Written problem
Extract all of the entries and set them down verbatim.
--- start Source material ---
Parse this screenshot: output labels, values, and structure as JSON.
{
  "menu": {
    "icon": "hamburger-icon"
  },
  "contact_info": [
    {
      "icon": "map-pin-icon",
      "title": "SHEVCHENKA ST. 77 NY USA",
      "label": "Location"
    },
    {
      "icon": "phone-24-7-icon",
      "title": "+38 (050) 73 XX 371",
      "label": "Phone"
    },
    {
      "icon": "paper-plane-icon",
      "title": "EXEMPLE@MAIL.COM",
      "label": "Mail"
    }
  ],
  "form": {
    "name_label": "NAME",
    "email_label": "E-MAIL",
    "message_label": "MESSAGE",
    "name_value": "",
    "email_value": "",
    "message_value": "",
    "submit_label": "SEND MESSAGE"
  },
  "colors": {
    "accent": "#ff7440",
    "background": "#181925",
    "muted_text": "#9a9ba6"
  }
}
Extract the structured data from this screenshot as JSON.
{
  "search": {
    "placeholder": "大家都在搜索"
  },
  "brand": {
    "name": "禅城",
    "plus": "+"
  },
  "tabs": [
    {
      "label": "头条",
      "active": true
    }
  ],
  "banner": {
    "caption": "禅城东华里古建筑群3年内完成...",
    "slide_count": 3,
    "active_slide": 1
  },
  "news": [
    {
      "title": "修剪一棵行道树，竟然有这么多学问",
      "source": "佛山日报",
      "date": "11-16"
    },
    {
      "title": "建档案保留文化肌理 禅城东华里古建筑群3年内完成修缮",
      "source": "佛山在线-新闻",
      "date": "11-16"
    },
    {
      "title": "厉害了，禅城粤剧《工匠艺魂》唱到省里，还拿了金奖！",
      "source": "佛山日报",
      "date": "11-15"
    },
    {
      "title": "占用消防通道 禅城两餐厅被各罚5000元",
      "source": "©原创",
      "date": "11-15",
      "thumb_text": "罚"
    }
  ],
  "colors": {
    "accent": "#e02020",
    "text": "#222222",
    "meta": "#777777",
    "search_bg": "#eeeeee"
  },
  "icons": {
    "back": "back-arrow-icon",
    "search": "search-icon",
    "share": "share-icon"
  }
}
--- end Source material ---
Result of the task
Parse this screenshot: output labels, values, and structure as JSON.
{
  "menu": {
    "icon": "hamburger-icon"
  },
  "contact_info": [
    {
      "icon": "map-pin-icon",
      "title": "SHEVCHENKA ST. 77 NY USA",
      "label": "Location"
    },
    {
      "icon": "phone-24-7-icon",
      "title": "+38 (050) 73 XX 371",
      "label": "Phone"
    },
    {
      "icon": "paper-plane-icon",
      "title": "EXEMPLE@MAIL.COM",
      "label": "Mail"
    }
  ],
  "form": {
    "name_label": "NAME",
    "email_label": "E-MAIL",
    "message_label": "MESSAGE",
    "name_value": "",
    "email_value": "",
    "message_value": "",
    "submit_label": "SEND MESSAGE"
  },
  "colors": {
    "accent": "#ff7440",
    "background": "#181925",
    "muted_text": "#9a9ba6"
  }
}
Extract the structured data from this screenshot as JSON.
{
  "search": {
    "placeholder": "大家都在搜索"
  },
  "brand": {
    "name": "禅城",
    "plus": "+"
  },
  "tabs": [
    {
      "label": "头条",
      "active": true
    }
  ],
  "banner": {
    "caption": "禅城东华里古建筑群3年内完成...",
    "slide_count": 3,
    "active_slide": 1
  },
  "news": [
    {
      "title": "修剪一棵行道树，竟然有这么多学问",
      "source": "佛山日报",
      "date": "11-16"
    },
    {
      "title": "建档案保留文化肌理 禅城东华里古建筑群3年内完成修缮",
      "source": "佛山在线-新闻",
      "date": "11-16"
    },
    {
      "title": "厉害了，禅城粤剧《工匠艺魂》唱到省里，还拿了金奖！",
      "source": "佛山日报",
      "date": "11-15"
    },
    {
      "title": "占用消防通道 禅城两餐厅被各罚5000元",
      "source": "©原创",
      "date": "11-15",
      "thumb_text": "罚"
    }
  ],
  "colors": {
    "accent": "#e02020",
    "text": "#222222",
    "meta": "#777777",
    "search_bg": "#eeeeee"
  },
  "icons": {
    "back": "back-arrow-icon",
    "search": "search-icon",
    "share": "share-icon"
  }
}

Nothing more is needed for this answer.